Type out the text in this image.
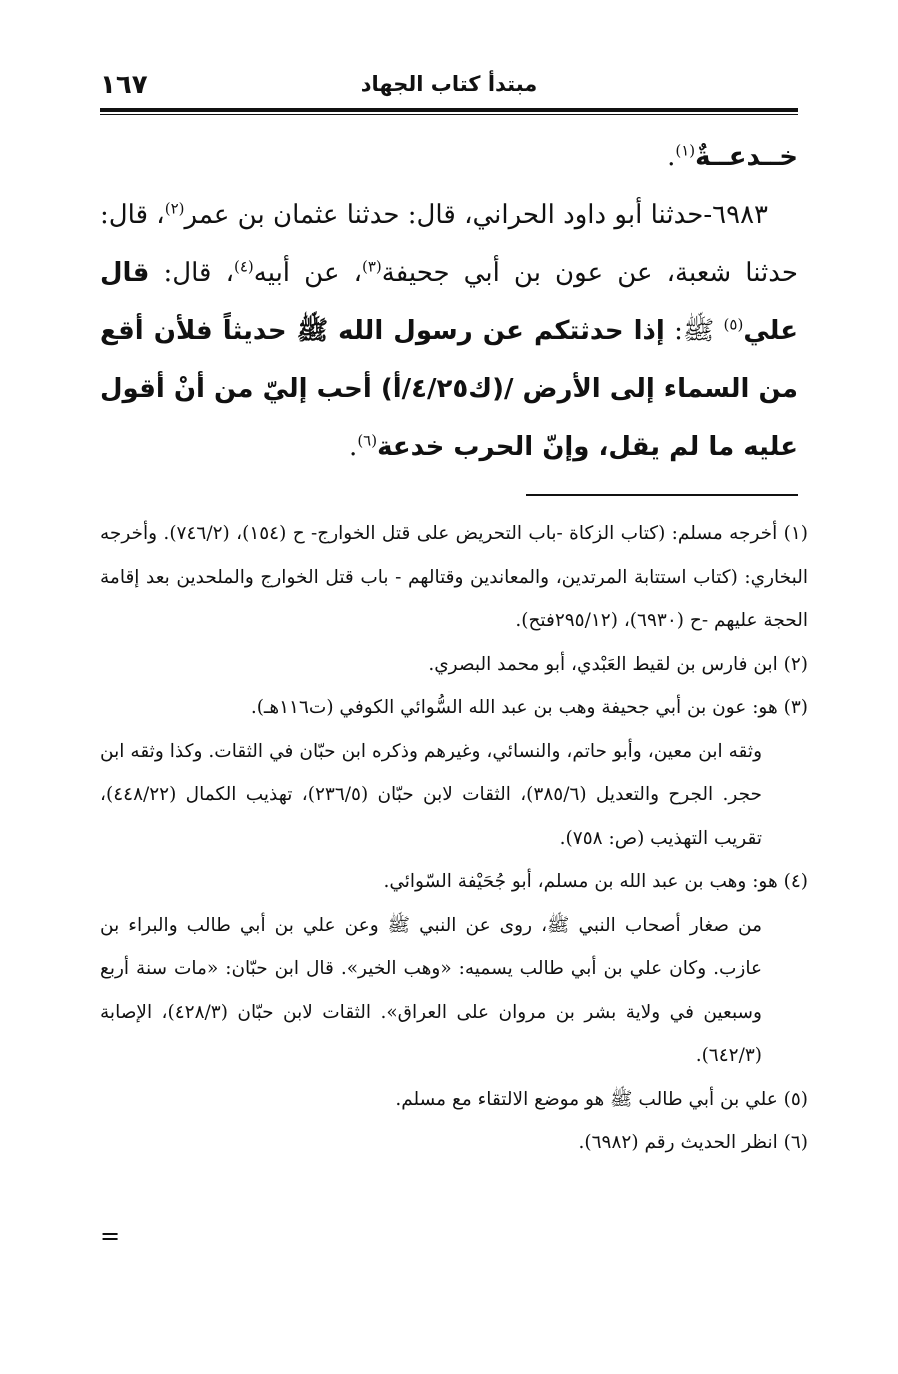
١٦٧	مبتدأ كتاب الجهاد

خــدعــةٌ$^{(١)}$.

٦٩٨٣-حدثنا أبو داود الحراني، قال: حدثنا عثمان بن عمر$^{(٢)}$، قال: حدثنا شعبة، عن عون بن أبي جحيفة$^{(٣)}$، عن أبيه$^{(٤)}$، قال: قال علي$^{(٥)}$ ﷺ: إذا حدثتكم عن رسول الله ﷺ حديثاً فلأن أقع من السماء إلى الأرض /(ك٤/٢٥/أ) أحب إليّ من أنْ أقول عليه ما لم يقل، وإنّ الحرب خدعة$^{(٦)}$.

(١) أخرجه مسلم: (كتاب الزكاة -باب التحريض على قتل الخوارج- ح (١٥٤)، (٧٤٦/٢). وأخرجه البخاري: (كتاب استتابة المرتدين، والمعاندين وقتالهم - باب قتل الخوارج والملحدين بعد إقامة الحجة عليهم -ح (٦٩٣٠)، (٢٩٥/١٢فتح).

(٢) ابن فارس بن لقيط العَبْدي، أبو محمد البصري.

(٣) هو: عون بن أبي جحيفة وهب بن عبد الله السُّوائي الكوفي (ت١١٦هـ).

وثقه ابن معين، وأبو حاتم، والنسائي، وغيرهم وذكره ابن حبّان في الثقات. وكذا وثقه ابن حجر. الجرح والتعديل (٣٨٥/٦)، الثقات لابن حبّان (٢٣٦/٥)، تهذيب الكمال (٤٤٨/٢٢)، تقريب التهذيب (ص: ٧٥٨).

(٤) هو: وهب بن عبد الله بن مسلم، أبو جُحَيْفة السّوائي.

من صغار أصحاب النبي ﷺ، روى عن النبي ﷺ وعن علي بن أبي طالب والبراء بن عازب. وكان علي بن أبي طالب يسميه: «وهب الخير». قال ابن حبّان: «مات سنة أربع وسبعين في ولاية بشر بن مروان على العراق». الثقات لابن حبّان (٤٢٨/٣)، الإصابة (٦٤٢/٣).

(٥) علي بن أبي طالب ﷺ هو موضع الالتقاء مع مسلم.

(٦) انظر الحديث رقم (٦٩٨٢).

=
.....
- **Work instructions**: Every entry above should be duplicated exactly. Do not include the images.

- **Solution for this task**:
Type out the text in this image.
١٦٧	مبتدأ كتاب الجهاد

خــدعــةٌ$^{(١)}$.

٦٩٨٣-حدثنا أبو داود الحراني، قال: حدثنا عثمان بن عمر$^{(٢)}$، قال: حدثنا شعبة، عن عون بن أبي جحيفة$^{(٣)}$، عن أبيه$^{(٤)}$، قال: قال علي$^{(٥)}$ ﷺ: إذا حدثتكم عن رسول الله ﷺ حديثاً فلأن أقع من السماء إلى الأرض /(ك٤/٢٥/أ) أحب إليّ من أنْ أقول عليه ما لم يقل، وإنّ الحرب خدعة$^{(٦)}$.

(١) أخرجه مسلم: (كتاب الزكاة -باب التحريض على قتل الخوارج- ح (١٥٤)، (٧٤٦/٢). وأخرجه البخاري: (كتاب استتابة المرتدين، والمعاندين وقتالهم - باب قتل الخوارج والملحدين بعد إقامة الحجة عليهم -ح (٦٩٣٠)، (٢٩٥/١٢فتح).

(٢) ابن فارس بن لقيط العَبْدي، أبو محمد البصري.

(٣) هو: عون بن أبي جحيفة وهب بن عبد الله السُّوائي الكوفي (ت١١٦هـ).

وثقه ابن معين، وأبو حاتم، والنسائي، وغيرهم وذكره ابن حبّان في الثقات. وكذا وثقه ابن حجر. الجرح والتعديل (٣٨٥/٦)، الثقات لابن حبّان (٢٣٦/٥)، تهذيب الكمال (٤٤٨/٢٢)، تقريب التهذيب (ص: ٧٥٨).

(٤) هو: وهب بن عبد الله بن مسلم، أبو جُحَيْفة السّوائي.

من صغار أصحاب النبي ﷺ، روى عن النبي ﷺ وعن علي بن أبي طالب والبراء بن عازب. وكان علي بن أبي طالب يسميه: «وهب الخير». قال ابن حبّان: «مات سنة أربع وسبعين في ولاية بشر بن مروان على العراق». الثقات لابن حبّان (٤٢٨/٣)، الإصابة (٦٤٢/٣).

(٥) علي بن أبي طالب ﷺ هو موضع الالتقاء مع مسلم.

(٦) انظر الحديث رقم (٦٩٨٢).

=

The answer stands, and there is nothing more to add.